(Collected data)

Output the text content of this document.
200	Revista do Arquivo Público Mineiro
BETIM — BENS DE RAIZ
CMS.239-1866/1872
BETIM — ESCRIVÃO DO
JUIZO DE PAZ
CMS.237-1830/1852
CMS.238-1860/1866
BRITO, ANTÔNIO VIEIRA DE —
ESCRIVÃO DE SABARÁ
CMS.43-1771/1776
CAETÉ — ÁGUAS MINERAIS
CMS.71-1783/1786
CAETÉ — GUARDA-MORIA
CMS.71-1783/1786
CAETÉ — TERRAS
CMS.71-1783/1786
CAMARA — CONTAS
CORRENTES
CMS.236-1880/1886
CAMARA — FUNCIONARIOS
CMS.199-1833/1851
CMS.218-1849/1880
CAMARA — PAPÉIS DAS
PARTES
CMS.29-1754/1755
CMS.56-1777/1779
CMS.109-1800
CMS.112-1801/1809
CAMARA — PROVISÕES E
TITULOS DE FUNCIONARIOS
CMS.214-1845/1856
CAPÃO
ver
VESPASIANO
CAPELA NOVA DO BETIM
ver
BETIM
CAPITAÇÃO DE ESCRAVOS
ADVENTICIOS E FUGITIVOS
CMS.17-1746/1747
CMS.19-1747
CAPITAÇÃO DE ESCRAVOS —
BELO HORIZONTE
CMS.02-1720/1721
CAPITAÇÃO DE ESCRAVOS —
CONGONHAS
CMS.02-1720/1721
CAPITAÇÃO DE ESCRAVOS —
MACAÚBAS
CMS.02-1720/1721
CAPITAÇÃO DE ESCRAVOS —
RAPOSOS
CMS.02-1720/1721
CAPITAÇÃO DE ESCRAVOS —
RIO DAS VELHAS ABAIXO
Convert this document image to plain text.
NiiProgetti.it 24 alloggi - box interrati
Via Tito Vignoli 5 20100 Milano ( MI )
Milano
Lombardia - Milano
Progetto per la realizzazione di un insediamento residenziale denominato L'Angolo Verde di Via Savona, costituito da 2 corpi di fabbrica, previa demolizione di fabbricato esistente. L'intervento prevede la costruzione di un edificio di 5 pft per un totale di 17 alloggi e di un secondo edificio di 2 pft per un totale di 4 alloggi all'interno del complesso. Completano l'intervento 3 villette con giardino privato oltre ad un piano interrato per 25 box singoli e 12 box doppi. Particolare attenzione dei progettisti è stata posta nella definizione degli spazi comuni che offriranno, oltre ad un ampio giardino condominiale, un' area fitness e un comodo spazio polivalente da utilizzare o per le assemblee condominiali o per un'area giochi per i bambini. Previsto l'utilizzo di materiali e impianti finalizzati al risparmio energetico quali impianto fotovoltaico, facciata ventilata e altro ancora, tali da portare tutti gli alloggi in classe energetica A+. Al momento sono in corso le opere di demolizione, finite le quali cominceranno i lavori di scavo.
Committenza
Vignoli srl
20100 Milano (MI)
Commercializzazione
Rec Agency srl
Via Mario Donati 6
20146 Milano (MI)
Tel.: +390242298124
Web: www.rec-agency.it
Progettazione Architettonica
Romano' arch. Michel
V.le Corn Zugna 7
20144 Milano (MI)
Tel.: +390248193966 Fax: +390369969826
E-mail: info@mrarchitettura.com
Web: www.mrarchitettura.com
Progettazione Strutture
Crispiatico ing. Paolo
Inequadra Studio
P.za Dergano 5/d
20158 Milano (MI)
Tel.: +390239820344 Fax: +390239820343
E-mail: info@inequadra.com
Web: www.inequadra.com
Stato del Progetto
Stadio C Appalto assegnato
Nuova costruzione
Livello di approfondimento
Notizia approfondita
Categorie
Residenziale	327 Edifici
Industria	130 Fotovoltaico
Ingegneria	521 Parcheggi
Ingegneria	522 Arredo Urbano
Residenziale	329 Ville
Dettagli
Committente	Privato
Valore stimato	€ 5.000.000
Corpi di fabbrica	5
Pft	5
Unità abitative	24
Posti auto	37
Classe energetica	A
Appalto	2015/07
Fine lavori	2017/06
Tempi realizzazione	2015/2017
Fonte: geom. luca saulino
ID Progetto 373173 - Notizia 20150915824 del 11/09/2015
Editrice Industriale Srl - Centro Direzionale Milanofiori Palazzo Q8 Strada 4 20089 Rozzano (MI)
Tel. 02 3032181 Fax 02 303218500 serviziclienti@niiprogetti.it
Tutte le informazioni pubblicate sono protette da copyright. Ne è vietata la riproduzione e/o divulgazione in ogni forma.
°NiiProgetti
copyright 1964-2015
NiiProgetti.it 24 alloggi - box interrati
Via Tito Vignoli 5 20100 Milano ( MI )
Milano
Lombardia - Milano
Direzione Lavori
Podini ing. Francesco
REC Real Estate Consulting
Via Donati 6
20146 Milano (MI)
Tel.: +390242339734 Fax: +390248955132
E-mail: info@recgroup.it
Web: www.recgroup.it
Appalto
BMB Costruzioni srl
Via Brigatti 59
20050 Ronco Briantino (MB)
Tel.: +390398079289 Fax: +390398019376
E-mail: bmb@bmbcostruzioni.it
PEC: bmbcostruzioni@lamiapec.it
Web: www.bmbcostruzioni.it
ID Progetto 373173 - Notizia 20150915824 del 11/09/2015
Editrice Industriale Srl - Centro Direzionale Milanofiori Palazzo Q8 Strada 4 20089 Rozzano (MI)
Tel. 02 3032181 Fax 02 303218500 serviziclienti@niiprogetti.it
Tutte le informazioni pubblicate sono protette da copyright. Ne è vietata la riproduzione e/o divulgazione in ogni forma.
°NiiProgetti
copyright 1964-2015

* _WHAT THE EXERCISE ASKS_: Copy every line of the listing that includes the string "bmbcostruzioni".

* _FINAL RESULT_:
E-mail: bmb@bmbcostruzioni.it
PEC: bmbcostruzioni@lamiapec.it
Web: www.bmbcostruzioni.it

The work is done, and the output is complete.